Requirement:
The entries below are to be transcribed in full, without their images.

Dataset extract:
|---|

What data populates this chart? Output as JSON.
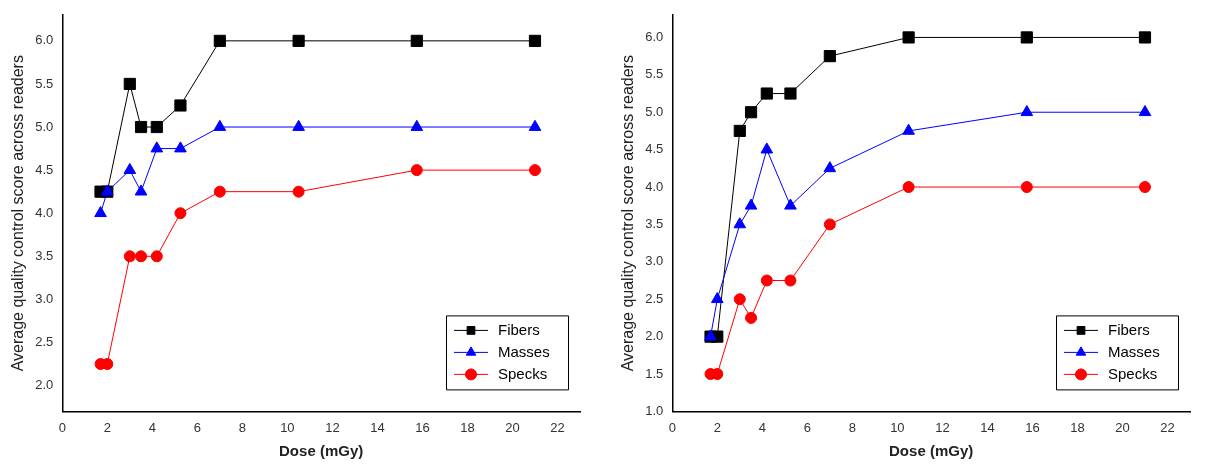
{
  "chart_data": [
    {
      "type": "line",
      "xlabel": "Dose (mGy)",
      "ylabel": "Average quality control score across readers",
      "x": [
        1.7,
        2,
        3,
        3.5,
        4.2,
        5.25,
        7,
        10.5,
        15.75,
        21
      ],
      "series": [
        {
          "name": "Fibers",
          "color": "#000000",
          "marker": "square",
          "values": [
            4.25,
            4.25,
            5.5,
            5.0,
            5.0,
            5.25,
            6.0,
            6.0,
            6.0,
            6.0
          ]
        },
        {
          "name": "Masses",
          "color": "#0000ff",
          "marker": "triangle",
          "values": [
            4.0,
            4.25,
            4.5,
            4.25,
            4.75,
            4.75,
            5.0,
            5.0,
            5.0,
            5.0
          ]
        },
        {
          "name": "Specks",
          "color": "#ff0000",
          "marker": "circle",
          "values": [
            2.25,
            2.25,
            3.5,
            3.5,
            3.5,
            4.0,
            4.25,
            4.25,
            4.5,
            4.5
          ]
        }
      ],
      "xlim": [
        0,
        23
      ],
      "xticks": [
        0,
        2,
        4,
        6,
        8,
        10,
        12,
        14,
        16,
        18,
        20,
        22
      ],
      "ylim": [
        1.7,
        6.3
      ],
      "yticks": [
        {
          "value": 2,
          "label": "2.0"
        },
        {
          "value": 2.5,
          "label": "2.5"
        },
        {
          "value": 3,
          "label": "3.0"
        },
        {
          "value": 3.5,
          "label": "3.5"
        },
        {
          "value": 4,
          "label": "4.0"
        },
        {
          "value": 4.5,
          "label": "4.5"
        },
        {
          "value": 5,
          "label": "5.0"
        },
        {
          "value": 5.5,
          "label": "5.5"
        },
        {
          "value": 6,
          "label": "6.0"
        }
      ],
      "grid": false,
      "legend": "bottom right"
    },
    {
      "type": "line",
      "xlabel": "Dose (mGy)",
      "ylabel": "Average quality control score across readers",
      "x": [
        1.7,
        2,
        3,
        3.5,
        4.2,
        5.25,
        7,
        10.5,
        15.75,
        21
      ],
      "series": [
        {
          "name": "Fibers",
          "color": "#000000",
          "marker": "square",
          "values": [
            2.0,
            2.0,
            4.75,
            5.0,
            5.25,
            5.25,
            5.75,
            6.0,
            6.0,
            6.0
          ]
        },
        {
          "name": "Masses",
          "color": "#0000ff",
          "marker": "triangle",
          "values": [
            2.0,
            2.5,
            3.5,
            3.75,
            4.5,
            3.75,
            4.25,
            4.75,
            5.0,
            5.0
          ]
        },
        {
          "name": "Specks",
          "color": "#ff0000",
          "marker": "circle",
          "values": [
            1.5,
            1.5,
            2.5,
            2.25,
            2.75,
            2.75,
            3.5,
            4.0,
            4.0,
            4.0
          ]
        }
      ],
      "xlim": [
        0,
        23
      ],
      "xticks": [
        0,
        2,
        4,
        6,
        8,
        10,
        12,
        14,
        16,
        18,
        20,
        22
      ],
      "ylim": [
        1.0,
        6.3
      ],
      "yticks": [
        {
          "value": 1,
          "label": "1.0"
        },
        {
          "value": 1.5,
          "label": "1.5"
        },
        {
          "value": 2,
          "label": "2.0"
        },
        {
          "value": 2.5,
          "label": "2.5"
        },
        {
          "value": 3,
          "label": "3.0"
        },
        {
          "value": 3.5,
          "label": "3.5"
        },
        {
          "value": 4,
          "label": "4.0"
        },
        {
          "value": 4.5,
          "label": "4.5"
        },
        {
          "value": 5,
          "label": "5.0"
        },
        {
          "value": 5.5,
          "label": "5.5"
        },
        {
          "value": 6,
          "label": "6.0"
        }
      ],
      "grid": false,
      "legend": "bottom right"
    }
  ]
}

|---|

Completed task:
What data populates this chart? Output as JSON.
{
  "chart_data": [
    {
      "type": "line",
      "xlabel": "Dose (mGy)",
      "ylabel": "Average quality control score across readers",
      "x": [
        1.7,
        2,
        3,
        3.5,
        4.2,
        5.25,
        7,
        10.5,
        15.75,
        21
      ],
      "series": [
        {
          "name": "Fibers",
          "color": "#000000",
          "marker": "square",
          "values": [
            4.25,
            4.25,
            5.5,
            5.0,
            5.0,
            5.25,
            6.0,
            6.0,
            6.0,
            6.0
          ]
        },
        {
          "name": "Masses",
          "color": "#0000ff",
          "marker": "triangle",
          "values": [
            4.0,
            4.25,
            4.5,
            4.25,
            4.75,
            4.75,
            5.0,
            5.0,
            5.0,
            5.0
          ]
        },
        {
          "name": "Specks",
          "color": "#ff0000",
          "marker": "circle",
          "values": [
            2.25,
            2.25,
            3.5,
            3.5,
            3.5,
            4.0,
            4.25,
            4.25,
            4.5,
            4.5
          ]
        }
      ],
      "xlim": [
        0,
        23
      ],
      "xticks": [
        0,
        2,
        4,
        6,
        8,
        10,
        12,
        14,
        16,
        18,
        20,
        22
      ],
      "ylim": [
        1.7,
        6.3
      ],
      "yticks": [
        {
          "value": 2,
          "label": "2.0"
        },
        {
          "value": 2.5,
          "label": "2.5"
        },
        {
          "value": 3,
          "label": "3.0"
        },
        {
          "value": 3.5,
          "label": "3.5"
        },
        {
          "value": 4,
          "label": "4.0"
        },
        {
          "value": 4.5,
          "label": "4.5"
        },
        {
          "value": 5,
          "label": "5.0"
        },
        {
          "value": 5.5,
          "label": "5.5"
        },
        {
          "value": 6,
          "label": "6.0"
        }
      ],
      "grid": false,
      "legend": "bottom right"
    },
    {
      "type": "line",
      "xlabel": "Dose (mGy)",
      "ylabel": "Average quality control score across readers",
      "x": [
        1.7,
        2,
        3,
        3.5,
        4.2,
        5.25,
        7,
        10.5,
        15.75,
        21
      ],
      "series": [
        {
          "name": "Fibers",
          "color": "#000000",
          "marker": "square",
          "values": [
            2.0,
            2.0,
            4.75,
            5.0,
            5.25,
            5.25,
            5.75,
            6.0,
            6.0,
            6.0
          ]
        },
        {
          "name": "Masses",
          "color": "#0000ff",
          "marker": "triangle",
          "values": [
            2.0,
            2.5,
            3.5,
            3.75,
            4.5,
            3.75,
            4.25,
            4.75,
            5.0,
            5.0
          ]
        },
        {
          "name": "Specks",
          "color": "#ff0000",
          "marker": "circle",
          "values": [
            1.5,
            1.5,
            2.5,
            2.25,
            2.75,
            2.75,
            3.5,
            4.0,
            4.0,
            4.0
          ]
        }
      ],
      "xlim": [
        0,
        23
      ],
      "xticks": [
        0,
        2,
        4,
        6,
        8,
        10,
        12,
        14,
        16,
        18,
        20,
        22
      ],
      "ylim": [
        1.0,
        6.3
      ],
      "yticks": [
        {
          "value": 1,
          "label": "1.0"
        },
        {
          "value": 1.5,
          "label": "1.5"
        },
        {
          "value": 2,
          "label": "2.0"
        },
        {
          "value": 2.5,
          "label": "2.5"
        },
        {
          "value": 3,
          "label": "3.0"
        },
        {
          "value": 3.5,
          "label": "3.5"
        },
        {
          "value": 4,
          "label": "4.0"
        },
        {
          "value": 4.5,
          "label": "4.5"
        },
        {
          "value": 5,
          "label": "5.0"
        },
        {
          "value": 5.5,
          "label": "5.5"
        },
        {
          "value": 6,
          "label": "6.0"
        }
      ],
      "grid": false,
      "legend": "bottom right"
    }
  ]
}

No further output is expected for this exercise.